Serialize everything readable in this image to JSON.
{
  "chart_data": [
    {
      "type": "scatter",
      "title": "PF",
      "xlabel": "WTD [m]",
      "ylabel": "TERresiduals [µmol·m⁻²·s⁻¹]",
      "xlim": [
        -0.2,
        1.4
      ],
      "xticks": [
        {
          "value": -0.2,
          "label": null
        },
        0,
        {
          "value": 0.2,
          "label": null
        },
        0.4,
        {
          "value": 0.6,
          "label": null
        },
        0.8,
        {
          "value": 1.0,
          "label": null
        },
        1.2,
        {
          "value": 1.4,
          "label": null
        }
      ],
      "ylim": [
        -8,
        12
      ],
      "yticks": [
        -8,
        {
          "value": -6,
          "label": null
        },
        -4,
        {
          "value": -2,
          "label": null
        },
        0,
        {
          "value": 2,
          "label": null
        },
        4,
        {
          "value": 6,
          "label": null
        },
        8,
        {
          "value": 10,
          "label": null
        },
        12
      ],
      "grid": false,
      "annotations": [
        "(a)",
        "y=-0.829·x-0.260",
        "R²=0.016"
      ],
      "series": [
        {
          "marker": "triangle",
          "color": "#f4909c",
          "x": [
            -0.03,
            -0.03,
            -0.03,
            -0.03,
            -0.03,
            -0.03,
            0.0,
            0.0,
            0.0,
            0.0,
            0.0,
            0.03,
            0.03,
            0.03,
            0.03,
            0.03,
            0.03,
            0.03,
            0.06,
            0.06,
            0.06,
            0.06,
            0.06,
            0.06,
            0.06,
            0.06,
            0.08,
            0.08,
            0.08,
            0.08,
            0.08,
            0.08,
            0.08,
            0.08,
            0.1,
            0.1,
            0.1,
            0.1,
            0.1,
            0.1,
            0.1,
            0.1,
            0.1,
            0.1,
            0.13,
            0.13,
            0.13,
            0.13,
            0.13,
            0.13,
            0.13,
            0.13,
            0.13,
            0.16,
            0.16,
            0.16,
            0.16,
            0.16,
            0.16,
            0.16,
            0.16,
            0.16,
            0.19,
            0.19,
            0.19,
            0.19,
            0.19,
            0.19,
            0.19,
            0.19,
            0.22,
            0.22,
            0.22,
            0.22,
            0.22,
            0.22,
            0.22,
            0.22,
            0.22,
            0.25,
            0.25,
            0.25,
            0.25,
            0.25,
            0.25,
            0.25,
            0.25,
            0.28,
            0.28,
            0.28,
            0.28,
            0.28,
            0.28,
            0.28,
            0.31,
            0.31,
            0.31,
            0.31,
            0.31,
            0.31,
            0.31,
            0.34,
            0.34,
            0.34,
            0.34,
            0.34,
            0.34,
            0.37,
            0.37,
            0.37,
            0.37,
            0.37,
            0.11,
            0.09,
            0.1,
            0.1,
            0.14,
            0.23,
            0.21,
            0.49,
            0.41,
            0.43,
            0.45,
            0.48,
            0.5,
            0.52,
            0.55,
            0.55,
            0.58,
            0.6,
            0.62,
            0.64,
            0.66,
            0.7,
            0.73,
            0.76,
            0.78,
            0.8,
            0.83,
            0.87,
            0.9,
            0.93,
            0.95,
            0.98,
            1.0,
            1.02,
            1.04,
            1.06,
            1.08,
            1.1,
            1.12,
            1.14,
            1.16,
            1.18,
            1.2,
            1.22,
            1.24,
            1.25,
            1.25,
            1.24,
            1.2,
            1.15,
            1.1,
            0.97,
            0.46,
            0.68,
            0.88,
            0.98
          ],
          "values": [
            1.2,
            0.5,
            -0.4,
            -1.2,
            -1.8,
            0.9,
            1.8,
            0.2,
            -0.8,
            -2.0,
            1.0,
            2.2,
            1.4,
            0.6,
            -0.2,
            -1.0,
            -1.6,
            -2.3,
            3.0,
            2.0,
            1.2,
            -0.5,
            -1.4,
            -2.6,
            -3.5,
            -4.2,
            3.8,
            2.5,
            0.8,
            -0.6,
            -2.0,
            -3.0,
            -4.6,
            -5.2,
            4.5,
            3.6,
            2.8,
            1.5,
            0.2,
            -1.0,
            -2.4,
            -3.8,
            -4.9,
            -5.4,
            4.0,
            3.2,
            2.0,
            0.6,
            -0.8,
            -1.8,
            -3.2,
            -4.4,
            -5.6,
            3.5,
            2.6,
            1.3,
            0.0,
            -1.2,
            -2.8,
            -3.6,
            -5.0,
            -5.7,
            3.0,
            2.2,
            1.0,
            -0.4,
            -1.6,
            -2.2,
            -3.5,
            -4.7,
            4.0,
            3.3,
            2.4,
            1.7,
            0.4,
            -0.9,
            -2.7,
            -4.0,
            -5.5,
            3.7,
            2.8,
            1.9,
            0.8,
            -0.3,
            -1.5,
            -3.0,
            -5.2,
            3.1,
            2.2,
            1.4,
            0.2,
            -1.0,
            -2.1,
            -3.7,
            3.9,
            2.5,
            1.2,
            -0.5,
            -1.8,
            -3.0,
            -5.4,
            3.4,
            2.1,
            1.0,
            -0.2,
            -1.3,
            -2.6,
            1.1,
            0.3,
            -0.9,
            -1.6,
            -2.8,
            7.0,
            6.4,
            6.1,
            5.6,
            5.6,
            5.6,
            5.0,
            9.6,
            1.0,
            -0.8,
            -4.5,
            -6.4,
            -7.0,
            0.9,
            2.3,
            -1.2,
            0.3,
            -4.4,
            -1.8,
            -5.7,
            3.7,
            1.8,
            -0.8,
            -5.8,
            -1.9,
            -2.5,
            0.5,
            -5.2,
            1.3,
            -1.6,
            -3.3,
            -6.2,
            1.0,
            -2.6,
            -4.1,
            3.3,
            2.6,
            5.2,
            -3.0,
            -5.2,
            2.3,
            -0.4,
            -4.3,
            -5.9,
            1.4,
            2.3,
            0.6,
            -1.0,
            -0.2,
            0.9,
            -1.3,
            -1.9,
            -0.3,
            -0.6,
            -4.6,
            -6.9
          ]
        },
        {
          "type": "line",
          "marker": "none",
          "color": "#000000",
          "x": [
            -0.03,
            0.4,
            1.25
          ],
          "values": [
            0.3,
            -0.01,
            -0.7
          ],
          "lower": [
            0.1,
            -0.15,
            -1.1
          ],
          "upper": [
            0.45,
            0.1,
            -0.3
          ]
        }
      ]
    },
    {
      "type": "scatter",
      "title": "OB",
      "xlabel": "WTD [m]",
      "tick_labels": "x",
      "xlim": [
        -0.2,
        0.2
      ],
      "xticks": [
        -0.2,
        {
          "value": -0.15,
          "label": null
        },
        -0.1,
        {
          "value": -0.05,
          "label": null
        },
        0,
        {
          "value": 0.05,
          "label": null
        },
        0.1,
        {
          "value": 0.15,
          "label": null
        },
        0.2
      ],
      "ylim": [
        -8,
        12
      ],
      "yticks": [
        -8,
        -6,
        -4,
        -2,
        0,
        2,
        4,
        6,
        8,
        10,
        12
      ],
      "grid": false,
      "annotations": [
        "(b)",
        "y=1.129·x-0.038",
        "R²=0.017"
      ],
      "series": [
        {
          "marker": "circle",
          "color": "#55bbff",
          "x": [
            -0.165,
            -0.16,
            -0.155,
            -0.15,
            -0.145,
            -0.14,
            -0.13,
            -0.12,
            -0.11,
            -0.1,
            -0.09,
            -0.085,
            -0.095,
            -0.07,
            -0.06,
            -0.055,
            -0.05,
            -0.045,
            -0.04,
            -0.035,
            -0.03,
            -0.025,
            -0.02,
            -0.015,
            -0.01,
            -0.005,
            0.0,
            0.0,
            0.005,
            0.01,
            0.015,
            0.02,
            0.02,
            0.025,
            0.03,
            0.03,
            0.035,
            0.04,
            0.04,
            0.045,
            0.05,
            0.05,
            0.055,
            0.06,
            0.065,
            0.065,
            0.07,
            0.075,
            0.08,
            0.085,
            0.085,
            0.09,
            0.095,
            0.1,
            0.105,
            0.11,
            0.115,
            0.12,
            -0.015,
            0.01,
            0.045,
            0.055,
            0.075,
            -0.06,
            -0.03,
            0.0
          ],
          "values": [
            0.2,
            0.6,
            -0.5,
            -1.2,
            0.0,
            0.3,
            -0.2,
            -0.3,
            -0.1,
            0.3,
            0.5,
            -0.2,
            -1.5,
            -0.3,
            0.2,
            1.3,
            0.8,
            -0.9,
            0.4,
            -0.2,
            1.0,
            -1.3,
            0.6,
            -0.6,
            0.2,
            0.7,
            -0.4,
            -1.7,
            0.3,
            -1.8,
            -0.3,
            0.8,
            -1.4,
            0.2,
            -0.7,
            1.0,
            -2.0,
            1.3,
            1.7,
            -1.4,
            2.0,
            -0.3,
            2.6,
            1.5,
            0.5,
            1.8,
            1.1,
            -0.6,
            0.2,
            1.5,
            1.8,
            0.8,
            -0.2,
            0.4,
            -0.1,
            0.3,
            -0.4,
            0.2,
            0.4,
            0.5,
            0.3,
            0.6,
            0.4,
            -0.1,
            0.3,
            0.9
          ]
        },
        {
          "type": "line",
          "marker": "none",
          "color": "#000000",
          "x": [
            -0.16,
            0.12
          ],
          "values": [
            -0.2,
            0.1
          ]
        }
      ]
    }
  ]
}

◆ ◆ ◆ ◆ ◆

#### [TASK STATEMENT]
Look through the material above. Copy each line where the word "marker" appears.

#### [IN RESPONSE]
          "marker": "triangle",
          "marker": "none",
          "marker": "circle",
          "marker": "none",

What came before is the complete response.